Given information:
──────────────────────────────

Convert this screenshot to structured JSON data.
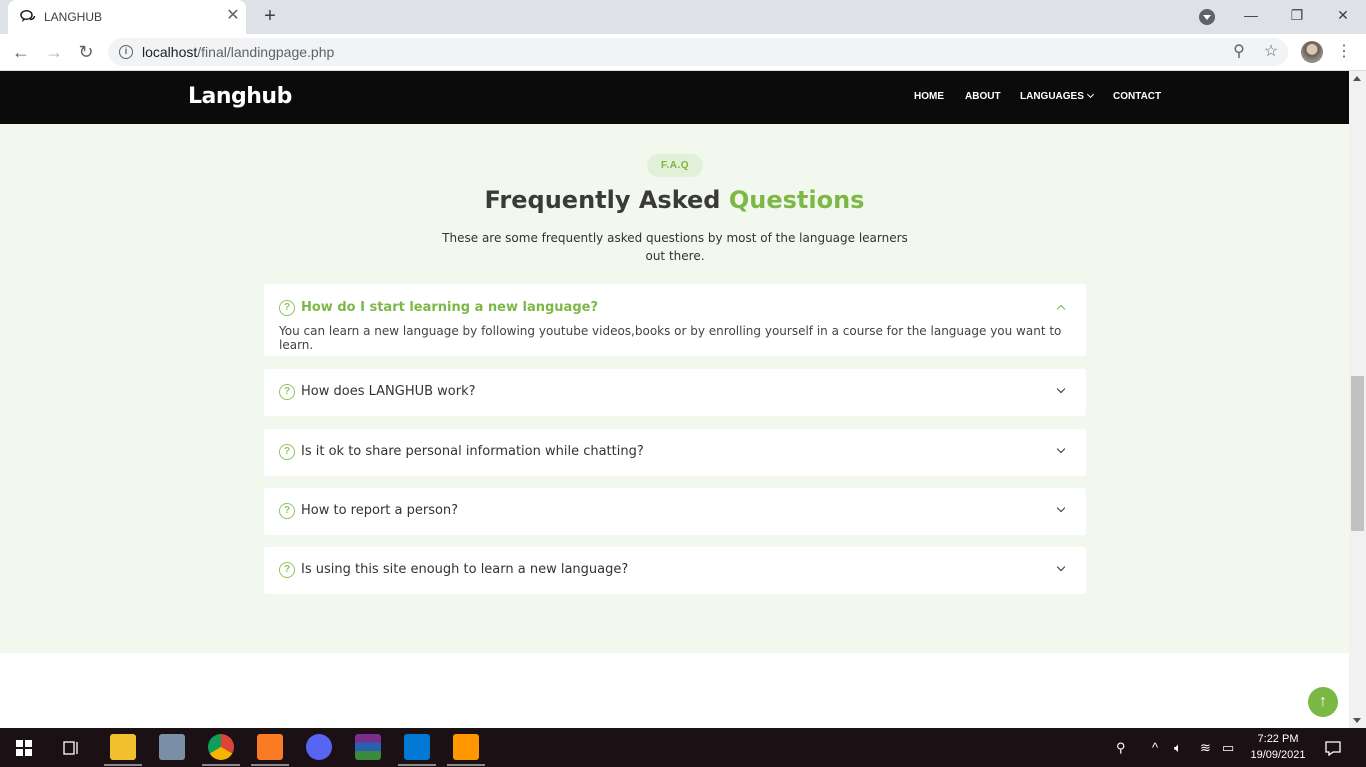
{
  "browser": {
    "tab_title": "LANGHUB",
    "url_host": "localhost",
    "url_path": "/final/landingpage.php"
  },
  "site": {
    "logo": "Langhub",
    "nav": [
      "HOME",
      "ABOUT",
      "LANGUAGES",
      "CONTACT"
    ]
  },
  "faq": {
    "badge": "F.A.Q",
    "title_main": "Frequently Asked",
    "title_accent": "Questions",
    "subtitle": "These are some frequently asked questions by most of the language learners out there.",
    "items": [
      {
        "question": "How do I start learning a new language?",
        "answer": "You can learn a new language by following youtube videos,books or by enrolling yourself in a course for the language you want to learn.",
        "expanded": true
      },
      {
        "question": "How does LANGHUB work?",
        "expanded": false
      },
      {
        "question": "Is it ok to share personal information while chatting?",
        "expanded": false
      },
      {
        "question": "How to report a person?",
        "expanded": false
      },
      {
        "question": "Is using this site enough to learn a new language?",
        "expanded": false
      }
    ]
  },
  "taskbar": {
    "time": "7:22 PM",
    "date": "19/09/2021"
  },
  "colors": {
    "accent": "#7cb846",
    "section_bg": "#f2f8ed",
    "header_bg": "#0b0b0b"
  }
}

──────────────────────────────

Set task: Repeat all the records above exactly, leaving out any pictures.

Result of the exercise:
Convert this screenshot to structured JSON data.
{
  "browser": {
    "tab_title": "LANGHUB",
    "url_host": "localhost",
    "url_path": "/final/landingpage.php"
  },
  "site": {
    "logo": "Langhub",
    "nav": [
      "HOME",
      "ABOUT",
      "LANGUAGES",
      "CONTACT"
    ]
  },
  "faq": {
    "badge": "F.A.Q",
    "title_main": "Frequently Asked",
    "title_accent": "Questions",
    "subtitle": "These are some frequently asked questions by most of the language learners out there.",
    "items": [
      {
        "question": "How do I start learning a new language?",
        "answer": "You can learn a new language by following youtube videos,books or by enrolling yourself in a course for the language you want to learn.",
        "expanded": true
      },
      {
        "question": "How does LANGHUB work?",
        "expanded": false
      },
      {
        "question": "Is it ok to share personal information while chatting?",
        "expanded": false
      },
      {
        "question": "How to report a person?",
        "expanded": false
      },
      {
        "question": "Is using this site enough to learn a new language?",
        "expanded": false
      }
    ]
  },
  "taskbar": {
    "time": "7:22 PM",
    "date": "19/09/2021"
  },
  "colors": {
    "accent": "#7cb846",
    "section_bg": "#f2f8ed",
    "header_bg": "#0b0b0b"
  }
}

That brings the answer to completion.